Layout element annotations:
-- begin --

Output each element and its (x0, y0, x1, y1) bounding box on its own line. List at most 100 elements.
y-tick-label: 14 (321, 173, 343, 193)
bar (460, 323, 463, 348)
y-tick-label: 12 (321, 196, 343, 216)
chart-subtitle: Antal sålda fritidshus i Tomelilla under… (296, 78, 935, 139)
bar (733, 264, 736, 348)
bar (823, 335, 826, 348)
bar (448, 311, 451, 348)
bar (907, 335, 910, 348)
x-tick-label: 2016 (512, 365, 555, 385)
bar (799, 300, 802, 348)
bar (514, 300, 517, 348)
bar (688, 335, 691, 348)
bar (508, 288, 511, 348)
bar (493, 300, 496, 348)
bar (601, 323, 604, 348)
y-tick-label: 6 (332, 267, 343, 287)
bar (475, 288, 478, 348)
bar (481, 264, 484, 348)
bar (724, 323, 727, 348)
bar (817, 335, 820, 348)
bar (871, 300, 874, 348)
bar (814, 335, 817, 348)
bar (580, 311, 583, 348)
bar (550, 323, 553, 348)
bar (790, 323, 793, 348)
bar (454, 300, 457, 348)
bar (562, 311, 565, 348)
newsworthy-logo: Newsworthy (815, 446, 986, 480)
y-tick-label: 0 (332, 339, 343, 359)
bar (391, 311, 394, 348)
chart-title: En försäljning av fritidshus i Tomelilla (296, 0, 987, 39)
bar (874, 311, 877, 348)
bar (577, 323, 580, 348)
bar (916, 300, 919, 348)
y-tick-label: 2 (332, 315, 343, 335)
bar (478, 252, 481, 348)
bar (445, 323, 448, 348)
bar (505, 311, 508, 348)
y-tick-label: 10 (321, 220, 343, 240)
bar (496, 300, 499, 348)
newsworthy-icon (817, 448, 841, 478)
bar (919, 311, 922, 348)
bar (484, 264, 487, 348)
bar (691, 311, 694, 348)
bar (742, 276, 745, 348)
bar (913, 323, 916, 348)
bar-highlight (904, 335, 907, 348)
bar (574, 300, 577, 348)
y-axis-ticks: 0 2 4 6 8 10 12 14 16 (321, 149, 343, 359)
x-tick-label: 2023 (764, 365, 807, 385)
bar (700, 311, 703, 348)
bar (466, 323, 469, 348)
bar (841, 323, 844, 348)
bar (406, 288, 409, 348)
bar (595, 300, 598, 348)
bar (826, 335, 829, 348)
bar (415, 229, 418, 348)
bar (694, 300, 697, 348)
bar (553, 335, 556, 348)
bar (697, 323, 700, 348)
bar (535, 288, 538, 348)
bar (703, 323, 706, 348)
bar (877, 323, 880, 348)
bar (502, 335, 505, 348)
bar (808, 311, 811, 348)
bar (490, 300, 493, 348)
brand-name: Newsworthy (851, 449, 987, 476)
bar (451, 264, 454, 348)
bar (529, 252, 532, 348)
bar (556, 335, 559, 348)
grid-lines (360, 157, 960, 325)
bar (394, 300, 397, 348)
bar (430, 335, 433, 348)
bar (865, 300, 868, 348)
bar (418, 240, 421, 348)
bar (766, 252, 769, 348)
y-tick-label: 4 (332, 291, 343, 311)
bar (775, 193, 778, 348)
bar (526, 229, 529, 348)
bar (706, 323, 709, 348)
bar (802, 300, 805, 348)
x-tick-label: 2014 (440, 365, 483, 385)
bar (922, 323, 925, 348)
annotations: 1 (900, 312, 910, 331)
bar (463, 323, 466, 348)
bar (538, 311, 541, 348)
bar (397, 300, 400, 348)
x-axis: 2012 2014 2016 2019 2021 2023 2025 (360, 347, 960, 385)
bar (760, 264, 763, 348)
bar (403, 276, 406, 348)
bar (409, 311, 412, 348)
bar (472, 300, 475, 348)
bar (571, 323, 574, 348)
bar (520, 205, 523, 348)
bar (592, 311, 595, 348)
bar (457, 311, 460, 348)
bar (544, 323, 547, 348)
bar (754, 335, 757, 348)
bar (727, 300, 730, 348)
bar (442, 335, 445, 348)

-- end --

Stated goal: Rewrite all the records with every "y-tick-label" changed to "y-axis-label" and everything else left the same.

Solution:
Output each element and its (x0, y0, x1, y1) bounding box on its own line. List at most 100 elements.
y-axis-label: 14 (321, 173, 343, 193)
bar (460, 323, 463, 348)
y-axis-label: 12 (321, 196, 343, 216)
chart-subtitle: Antal sålda fritidshus i Tomelilla under… (296, 78, 935, 139)
bar (733, 264, 736, 348)
bar (823, 335, 826, 348)
bar (448, 311, 451, 348)
bar (907, 335, 910, 348)
x-tick-label: 2016 (512, 365, 555, 385)
bar (799, 300, 802, 348)
bar (514, 300, 517, 348)
bar (688, 335, 691, 348)
bar (508, 288, 511, 348)
bar (493, 300, 496, 348)
bar (601, 323, 604, 348)
y-axis-label: 6 (332, 267, 343, 287)
bar (475, 288, 478, 348)
bar (481, 264, 484, 348)
bar (724, 323, 727, 348)
bar (817, 335, 820, 348)
bar (871, 300, 874, 348)
bar (814, 335, 817, 348)
bar (580, 311, 583, 348)
bar (550, 323, 553, 348)
bar (790, 323, 793, 348)
bar (454, 300, 457, 348)
bar (562, 311, 565, 348)
newsworthy-logo: Newsworthy (815, 446, 986, 480)
y-axis-label: 0 (332, 339, 343, 359)
bar (391, 311, 394, 348)
chart-title: En försäljning av fritidshus i Tomelilla (296, 0, 987, 39)
bar (874, 311, 877, 348)
bar (577, 323, 580, 348)
bar (916, 300, 919, 348)
y-axis-label: 2 (332, 315, 343, 335)
bar (478, 252, 481, 348)
bar (445, 323, 448, 348)
bar (505, 311, 508, 348)
y-axis-label: 10 (321, 220, 343, 240)
bar (496, 300, 499, 348)
newsworthy-icon (817, 448, 841, 478)
bar (919, 311, 922, 348)
bar (484, 264, 487, 348)
bar (691, 311, 694, 348)
bar (742, 276, 745, 348)
bar (913, 323, 916, 348)
bar-highlight (904, 335, 907, 348)
bar (574, 300, 577, 348)
y-axis-ticks: 0 2 4 6 8 10 12 14 16 (321, 149, 343, 359)
x-tick-label: 2023 (764, 365, 807, 385)
bar (700, 311, 703, 348)
bar (466, 323, 469, 348)
bar (841, 323, 844, 348)
bar (406, 288, 409, 348)
bar (595, 300, 598, 348)
bar (826, 335, 829, 348)
bar (415, 229, 418, 348)
bar (694, 300, 697, 348)
bar (553, 335, 556, 348)
bar (697, 323, 700, 348)
bar (535, 288, 538, 348)
bar (703, 323, 706, 348)
bar (877, 323, 880, 348)
bar (502, 335, 505, 348)
bar (808, 311, 811, 348)
bar (490, 300, 493, 348)
brand-name: Newsworthy (851, 449, 987, 476)
bar (451, 264, 454, 348)
bar (529, 252, 532, 348)
bar (556, 335, 559, 348)
grid-lines (360, 157, 960, 325)
bar (394, 300, 397, 348)
bar (430, 335, 433, 348)
bar (865, 300, 868, 348)
bar (418, 240, 421, 348)
bar (766, 252, 769, 348)
y-axis-label: 4 (332, 291, 343, 311)
bar (775, 193, 778, 348)
bar (526, 229, 529, 348)
bar (706, 323, 709, 348)
bar (802, 300, 805, 348)
x-tick-label: 2014 (440, 365, 483, 385)
bar (922, 323, 925, 348)
annotations: 1 (900, 312, 910, 331)
bar (463, 323, 466, 348)
bar (538, 311, 541, 348)
bar (397, 300, 400, 348)
x-axis: 2012 2014 2016 2019 2021 2023 2025 (360, 347, 960, 385)
bar (760, 264, 763, 348)
bar (403, 276, 406, 348)
bar (409, 311, 412, 348)
bar (472, 300, 475, 348)
bar (571, 323, 574, 348)
bar (520, 205, 523, 348)
bar (592, 311, 595, 348)
bar (457, 311, 460, 348)
bar (544, 323, 547, 348)
bar (754, 335, 757, 348)
bar (727, 300, 730, 348)
bar (442, 335, 445, 348)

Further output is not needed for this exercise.